§ Material provided
= = = = =

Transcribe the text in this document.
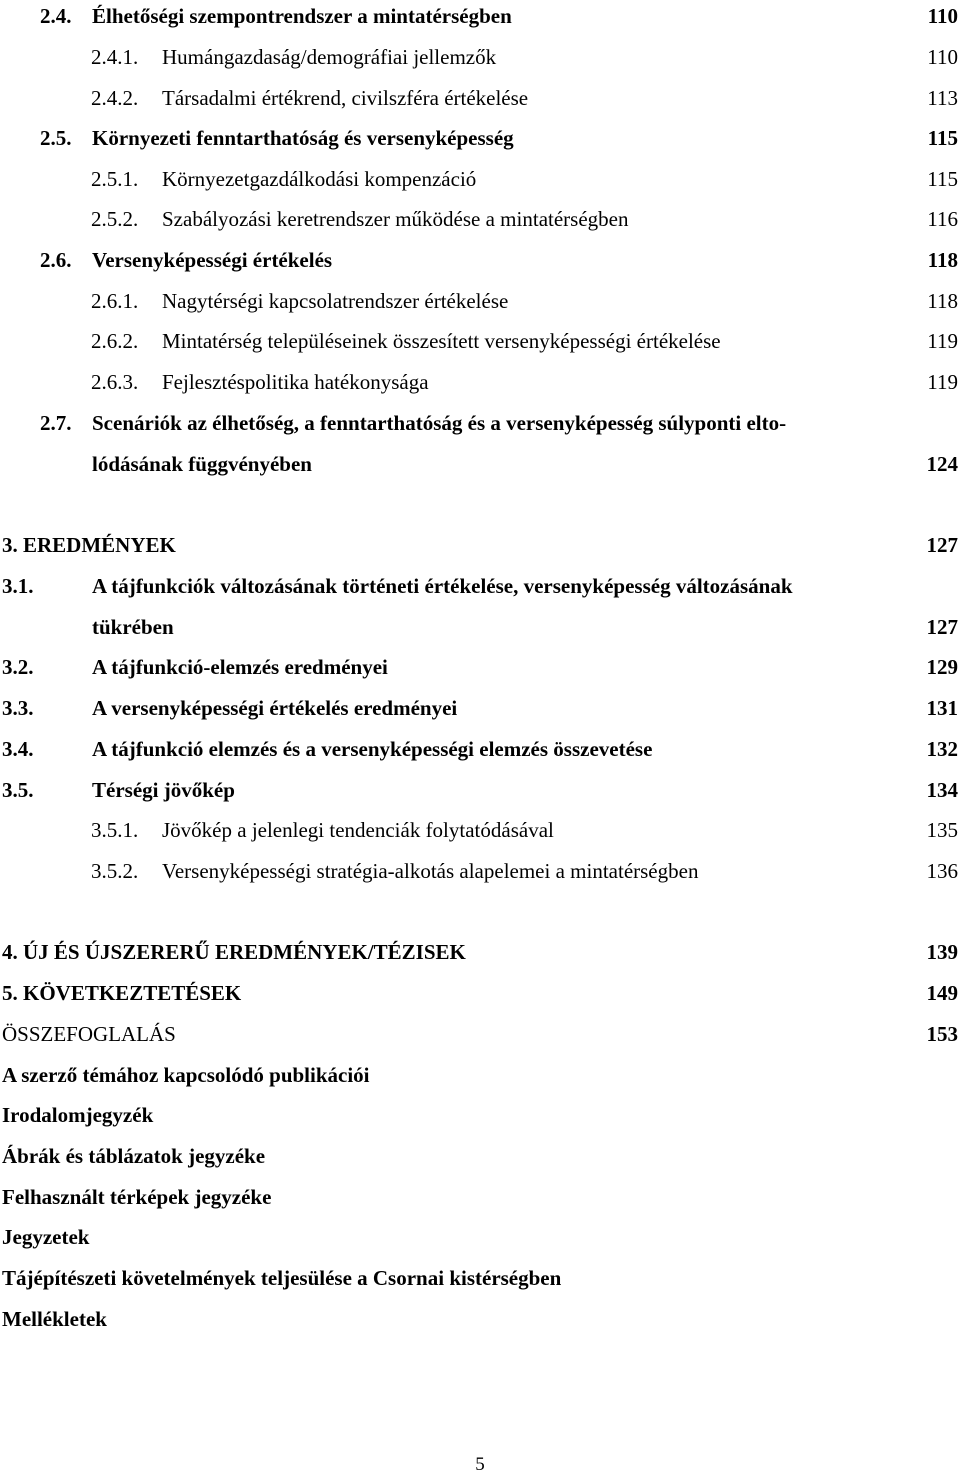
2.4. Élhetőségi szempontrendszer a mintatérségben	110
2.4.1. Humángazdaság/demográfiai jellemzők	110
2.4.2. Társadalmi értékrend, civilszféra értékelése	113
2.5. Környezeti fenntarthatóság és versenyképesség	115
2.5.1. Környezetgazdálkodási kompenzáció	115
2.5.2. Szabályozási keretrendszer működése a mintatérségben	116
2.6. Versenyképességi értékelés	118
2.6.1. Nagytérségi kapcsolatrendszer értékelése	118
2.6.2. Mintatérség településeinek összesített versenyképességi értékelése	119
2.6.3. Fejlesztéspolitika hatékonysága	119
2.7. Scenáriók az élhetőség, a fenntarthatóság és a versenyképesség súlyponti elto-
lódásának függvényében	124
3. EREDMÉNYEK	127
3.1.	A tájfunkciók változásának történeti értékelése, versenyképesség változásának
tükrében	127
3.2.	A tájfunkció-elemzés eredményei	129
3.3.	A versenyképességi értékelés eredményei	131
3.4.	A tájfunkció elemzés és a versenyképességi elemzés összevetése	132
3.5.	Térségi jövőkép	134
3.5.1. Jövőkép a jelenlegi tendenciák folytatódásával	135
3.5.2. Versenyképességi stratégia-alkotás alapelemei a mintatérségben	136
4. ÚJ ÉS ÚJSZERERŰ EREDMÉNYEK/TÉZISEK	139
5. KÖVETKEZTETÉSEK	149
ÖSSZEFOGLALÁS	153
A szerző témához kapcsolódó publikációi
Irodalomjegyzék
Ábrák és táblázatok jegyzéke
Felhasznált térképek jegyzéke
Jegyzetek
Tájépítészeti követelmények teljesülése a Csornai kistérségben
Mellékletek
5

= = = = =

§ Written task
All the records need to be repeated exactly, with the images dropped.

§ Finished exercise
Transcribe the text in this document.
2.4. Élhetőségi szempontrendszer a mintatérségben	110
2.4.1. Humángazdaság/demográfiai jellemzők	110
2.4.2. Társadalmi értékrend, civilszféra értékelése	113
2.5. Környezeti fenntarthatóság és versenyképesség	115
2.5.1. Környezetgazdálkodási kompenzáció	115
2.5.2. Szabályozási keretrendszer működése a mintatérségben	116
2.6. Versenyképességi értékelés	118
2.6.1. Nagytérségi kapcsolatrendszer értékelése	118
2.6.2. Mintatérség településeinek összesített versenyképességi értékelése	119
2.6.3. Fejlesztéspolitika hatékonysága	119
2.7. Scenáriók az élhetőség, a fenntarthatóság és a versenyképesség súlyponti elto-
lódásának függvényében	124
3. EREDMÉNYEK	127
3.1.	A tájfunkciók változásának történeti értékelése, versenyképesség változásának
tükrében	127
3.2.	A tájfunkció-elemzés eredményei	129
3.3.	A versenyképességi értékelés eredményei	131
3.4.	A tájfunkció elemzés és a versenyképességi elemzés összevetése	132
3.5.	Térségi jövőkép	134
3.5.1. Jövőkép a jelenlegi tendenciák folytatódásával	135
3.5.2. Versenyképességi stratégia-alkotás alapelemei a mintatérségben	136
4. ÚJ ÉS ÚJSZERERŰ EREDMÉNYEK/TÉZISEK	139
5. KÖVETKEZTETÉSEK	149
ÖSSZEFOGLALÁS	153
A szerző témához kapcsolódó publikációi
Irodalomjegyzék
Ábrák és táblázatok jegyzéke
Felhasznált térképek jegyzéke
Jegyzetek
Tájépítészeti követelmények teljesülése a Csornai kistérségben
Mellékletek
5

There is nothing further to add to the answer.